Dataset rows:
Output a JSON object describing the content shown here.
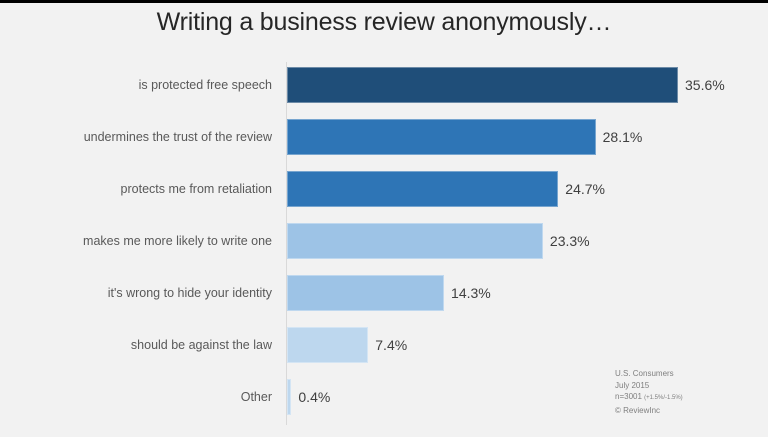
{
  "title": "Writing a business review anonymously…",
  "chart_data": {
    "type": "bar",
    "orientation": "horizontal",
    "title": "Writing a business review anonymously…",
    "xlabel": "",
    "ylabel": "",
    "categories": [
      "is protected free speech",
      "undermines the trust of the review",
      "protects me from retaliation",
      "makes me more likely to write one",
      "it's wrong to hide your identity",
      "should be against the law",
      "Other"
    ],
    "values": [
      35.6,
      28.1,
      24.7,
      23.3,
      14.3,
      7.4,
      0.4
    ],
    "value_labels": [
      "35.6%",
      "28.1%",
      "24.7%",
      "23.3%",
      "14.3%",
      "7.4%",
      "0.4%"
    ],
    "colors": [
      "#1f4e79",
      "#2e75b6",
      "#2e75b6",
      "#9dc3e6",
      "#9dc3e6",
      "#bdd7ee",
      "#bdd7ee"
    ],
    "grid": false,
    "legend": "none",
    "xlim": [
      0,
      40
    ]
  },
  "source": {
    "line1": "U.S. Consumers",
    "line2": "July 2015",
    "line3": "n=3001",
    "margin": "(+1.5%/-1.5%)",
    "line4": "© ReviewInc"
  }
}
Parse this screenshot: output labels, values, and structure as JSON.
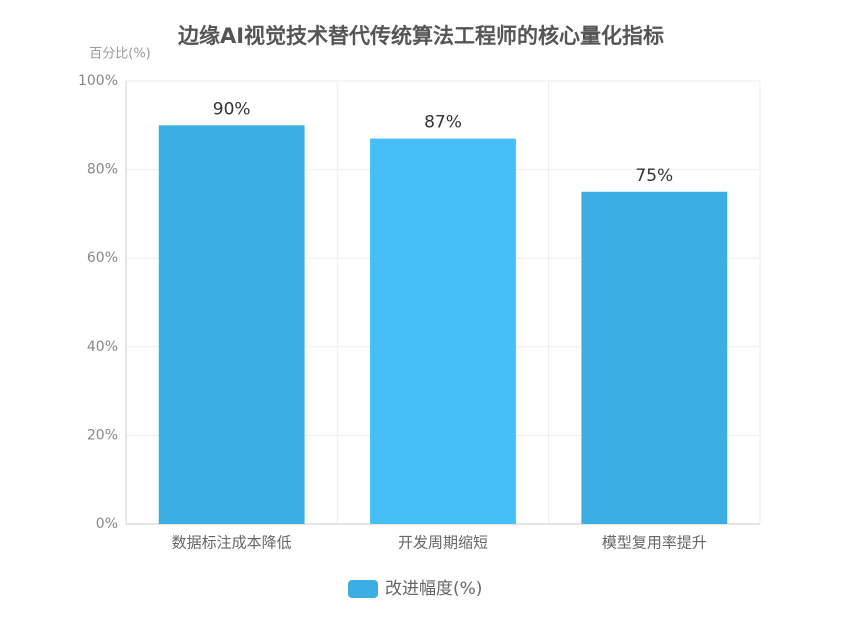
{
  "chart_data": {
    "type": "bar",
    "title": "边缘AI视觉技术替代传统算法工程师的核心量化指标",
    "y_axis_label": "百分比(%)",
    "categories": [
      "数据标注成本降低",
      "开发周期缩短",
      "模型复用率提升"
    ],
    "series": [
      {
        "name": "改进幅度(%)",
        "color": "#3daee1",
        "bar_colors": [
          "#3daee1",
          "#45bff6",
          "#3daee1"
        ],
        "values": [
          90,
          87,
          75
        ],
        "value_labels": [
          "90%",
          "87%",
          "75%"
        ]
      }
    ],
    "ylim": [
      0,
      100
    ],
    "yticks": [
      {
        "value": 0,
        "label": "0%"
      },
      {
        "value": 20,
        "label": "20%"
      },
      {
        "value": 40,
        "label": "40%"
      },
      {
        "value": 60,
        "label": "60%"
      },
      {
        "value": 80,
        "label": "80%"
      },
      {
        "value": 100,
        "label": "100%"
      }
    ],
    "grid": true,
    "legend": "bottom"
  }
}
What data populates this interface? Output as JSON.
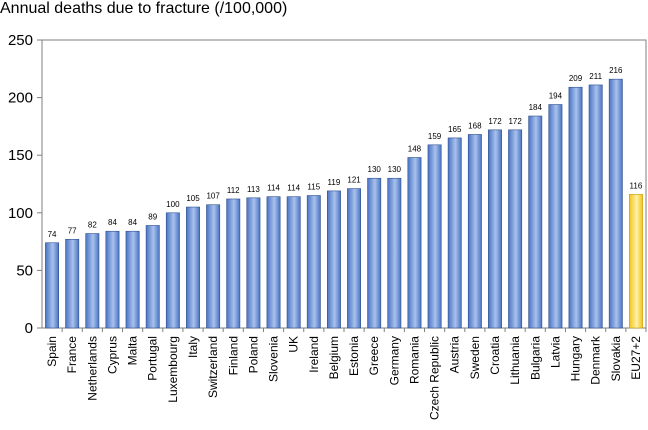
{
  "chart_data": {
    "type": "bar",
    "title": "Annual deaths due to fracture (/100,000)",
    "xlabel": "",
    "ylabel": "",
    "ylim": [
      0,
      250
    ],
    "yticks": [
      0,
      50,
      100,
      150,
      200,
      250
    ],
    "grid": false,
    "legend": "none",
    "categories": [
      "Spain",
      "France",
      "Netherlands",
      "Cyprus",
      "Malta",
      "Portugal",
      "Luxembourg",
      "Italy",
      "Switzerland",
      "Finland",
      "Poland",
      "Slovenia",
      "UK",
      "Ireland",
      "Belgium",
      "Estonia",
      "Greece",
      "Germany",
      "Romania",
      "Czech Republic",
      "Austria",
      "Sweden",
      "Croatia",
      "Lithuania",
      "Bulgaria",
      "Latvia",
      "Hungary",
      "Denmark",
      "Slovakia",
      "EU27+2"
    ],
    "values": [
      74,
      77,
      82,
      84,
      84,
      89,
      100,
      105,
      107,
      112,
      113,
      114,
      114,
      115,
      119,
      121,
      130,
      130,
      148,
      159,
      165,
      168,
      172,
      172,
      184,
      194,
      209,
      211,
      216,
      116
    ],
    "colors": {
      "bar": "#4a73c4",
      "bar_light": "#a9c2ec",
      "highlight": "#f4c21a",
      "highlight_light": "#fff2a6"
    },
    "highlight_category": "EU27+2"
  }
}
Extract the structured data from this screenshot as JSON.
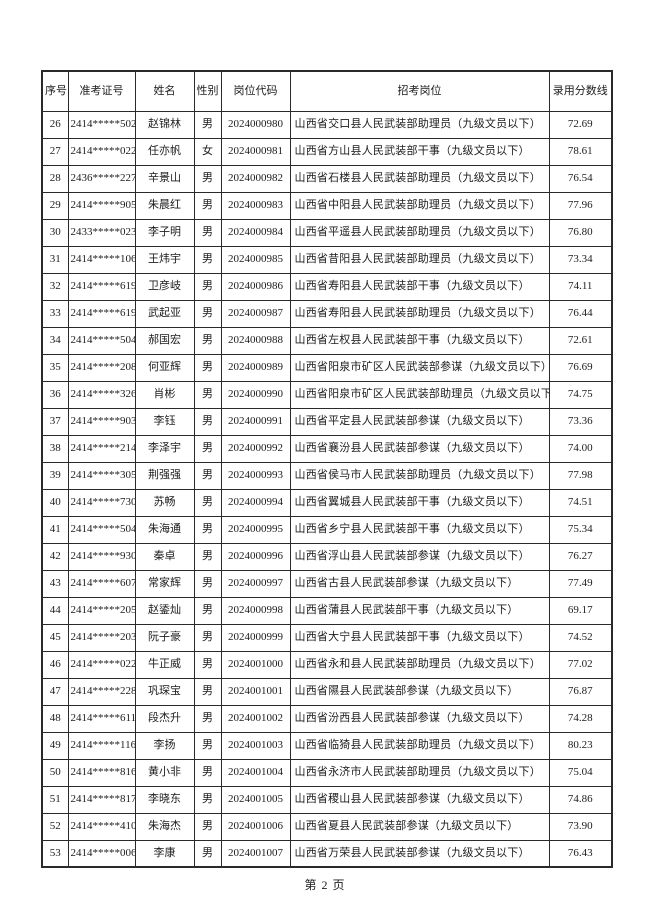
{
  "page": {
    "footer": "第 2 页",
    "background_color": "#ffffff",
    "text_color": "#1c1c1c",
    "border_color": "#2a2a2a"
  },
  "table": {
    "headers": [
      "序号",
      "准考证号",
      "姓名",
      "性别",
      "岗位代码",
      "招考岗位",
      "录用分数线"
    ],
    "rows": [
      [
        "26",
        "2414*****502",
        "赵锦林",
        "男",
        "2024000980",
        "山西省交口县人民武装部助理员（九级文员以下）",
        "72.69"
      ],
      [
        "27",
        "2414*****022",
        "任亦帆",
        "女",
        "2024000981",
        "山西省方山县人民武装部干事（九级文员以下）",
        "78.61"
      ],
      [
        "28",
        "2436*****227",
        "辛景山",
        "男",
        "2024000982",
        "山西省石楼县人民武装部助理员（九级文员以下）",
        "76.54"
      ],
      [
        "29",
        "2414*****905",
        "朱晨红",
        "男",
        "2024000983",
        "山西省中阳县人民武装部助理员（九级文员以下）",
        "77.96"
      ],
      [
        "30",
        "2433*****023",
        "李子明",
        "男",
        "2024000984",
        "山西省平遥县人民武装部助理员（九级文员以下）",
        "76.80"
      ],
      [
        "31",
        "2414*****106",
        "王炜宇",
        "男",
        "2024000985",
        "山西省昔阳县人民武装部助理员（九级文员以下）",
        "73.34"
      ],
      [
        "32",
        "2414*****619",
        "卫彦岐",
        "男",
        "2024000986",
        "山西省寿阳县人民武装部干事（九级文员以下）",
        "74.11"
      ],
      [
        "33",
        "2414*****619",
        "武起亚",
        "男",
        "2024000987",
        "山西省寿阳县人民武装部助理员（九级文员以下）",
        "76.44"
      ],
      [
        "34",
        "2414*****504",
        "郝国宏",
        "男",
        "2024000988",
        "山西省左权县人民武装部干事（九级文员以下）",
        "72.61"
      ],
      [
        "35",
        "2414*****208",
        "何亚辉",
        "男",
        "2024000989",
        "山西省阳泉市矿区人民武装部参谋（九级文员以下）",
        "76.69"
      ],
      [
        "36",
        "2414*****326",
        "肖彬",
        "男",
        "2024000990",
        "山西省阳泉市矿区人民武装部助理员（九级文员以下）",
        "74.75"
      ],
      [
        "37",
        "2414*****903",
        "李钰",
        "男",
        "2024000991",
        "山西省平定县人民武装部参谋（九级文员以下）",
        "73.36"
      ],
      [
        "38",
        "2414*****214",
        "李泽宇",
        "男",
        "2024000992",
        "山西省襄汾县人民武装部参谋（九级文员以下）",
        "74.00"
      ],
      [
        "39",
        "2414*****305",
        "荆强强",
        "男",
        "2024000993",
        "山西省侯马市人民武装部助理员（九级文员以下）",
        "77.98"
      ],
      [
        "40",
        "2414*****730",
        "苏畅",
        "男",
        "2024000994",
        "山西省翼城县人民武装部干事（九级文员以下）",
        "74.51"
      ],
      [
        "41",
        "2414*****504",
        "朱海通",
        "男",
        "2024000995",
        "山西省乡宁县人民武装部干事（九级文员以下）",
        "75.34"
      ],
      [
        "42",
        "2414*****930",
        "秦卓",
        "男",
        "2024000996",
        "山西省浮山县人民武装部参谋（九级文员以下）",
        "76.27"
      ],
      [
        "43",
        "2414*****607",
        "常家辉",
        "男",
        "2024000997",
        "山西省古县人民武装部参谋（九级文员以下）",
        "77.49"
      ],
      [
        "44",
        "2414*****205",
        "赵鋈灿",
        "男",
        "2024000998",
        "山西省蒲县人民武装部干事（九级文员以下）",
        "69.17"
      ],
      [
        "45",
        "2414*****203",
        "阮子豪",
        "男",
        "2024000999",
        "山西省大宁县人民武装部干事（九级文员以下）",
        "74.52"
      ],
      [
        "46",
        "2414*****022",
        "牛正威",
        "男",
        "2024001000",
        "山西省永和县人民武装部助理员（九级文员以下）",
        "77.02"
      ],
      [
        "47",
        "2414*****228",
        "巩琛宝",
        "男",
        "2024001001",
        "山西省隰县人民武装部参谋（九级文员以下）",
        "76.87"
      ],
      [
        "48",
        "2414*****611",
        "段杰升",
        "男",
        "2024001002",
        "山西省汾西县人民武装部参谋（九级文员以下）",
        "74.28"
      ],
      [
        "49",
        "2414*****116",
        "李扬",
        "男",
        "2024001003",
        "山西省临猗县人民武装部助理员（九级文员以下）",
        "80.23"
      ],
      [
        "50",
        "2414*****816",
        "黄小非",
        "男",
        "2024001004",
        "山西省永济市人民武装部助理员（九级文员以下）",
        "75.04"
      ],
      [
        "51",
        "2414*****817",
        "李晓东",
        "男",
        "2024001005",
        "山西省稷山县人民武装部参谋（九级文员以下）",
        "74.86"
      ],
      [
        "52",
        "2414*****410",
        "朱海杰",
        "男",
        "2024001006",
        "山西省夏县人民武装部参谋（九级文员以下）",
        "73.90"
      ],
      [
        "53",
        "2414*****006",
        "李康",
        "男",
        "2024001007",
        "山西省万荣县人民武装部参谋（九级文员以下）",
        "76.43"
      ]
    ]
  }
}
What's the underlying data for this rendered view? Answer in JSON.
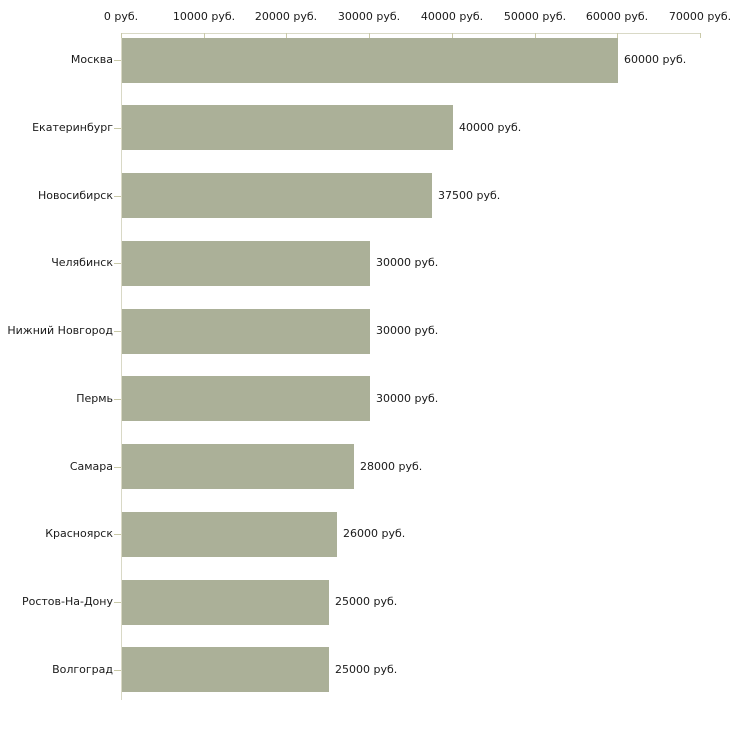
{
  "chart_data": {
    "type": "bar",
    "orientation": "horizontal",
    "title": "",
    "categories": [
      "Москва",
      "Екатеринбург",
      "Новосибирск",
      "Челябинск",
      "Нижний Новгород",
      "Пермь",
      "Самара",
      "Красноярск",
      "Ростов-На-Дону",
      "Волгоград"
    ],
    "values": [
      60000,
      40000,
      37500,
      30000,
      30000,
      30000,
      28000,
      26000,
      25000,
      25000
    ],
    "value_labels": [
      "60000 руб.",
      "40000 руб.",
      "37500 руб.",
      "30000 руб.",
      "30000 руб.",
      "30000 руб.",
      "28000 руб.",
      "26000 руб.",
      "25000 руб.",
      "25000 руб."
    ],
    "x_axis": {
      "position": "top",
      "ticks": [
        0,
        10000,
        20000,
        30000,
        40000,
        50000,
        60000,
        70000
      ],
      "tick_labels": [
        "0 руб.",
        "10000 руб.",
        "20000 руб.",
        "30000 руб.",
        "40000 руб.",
        "50000 руб.",
        "60000 руб.",
        "70000 руб."
      ]
    },
    "xlim": [
      0,
      70000
    ],
    "grid": false,
    "legend": false,
    "colors": {
      "bar": "#abb098",
      "axis_line": "#d9d9c6",
      "tick": "#c9c9a8",
      "text": "#1a1a1a",
      "background": "#ffffff"
    }
  }
}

#### Given request
Go through the material and select each line with the string "from" in it.

#### Solution to this exercise
      "protects me from retaliation",
Extract the structured data from this screenshot as JSON.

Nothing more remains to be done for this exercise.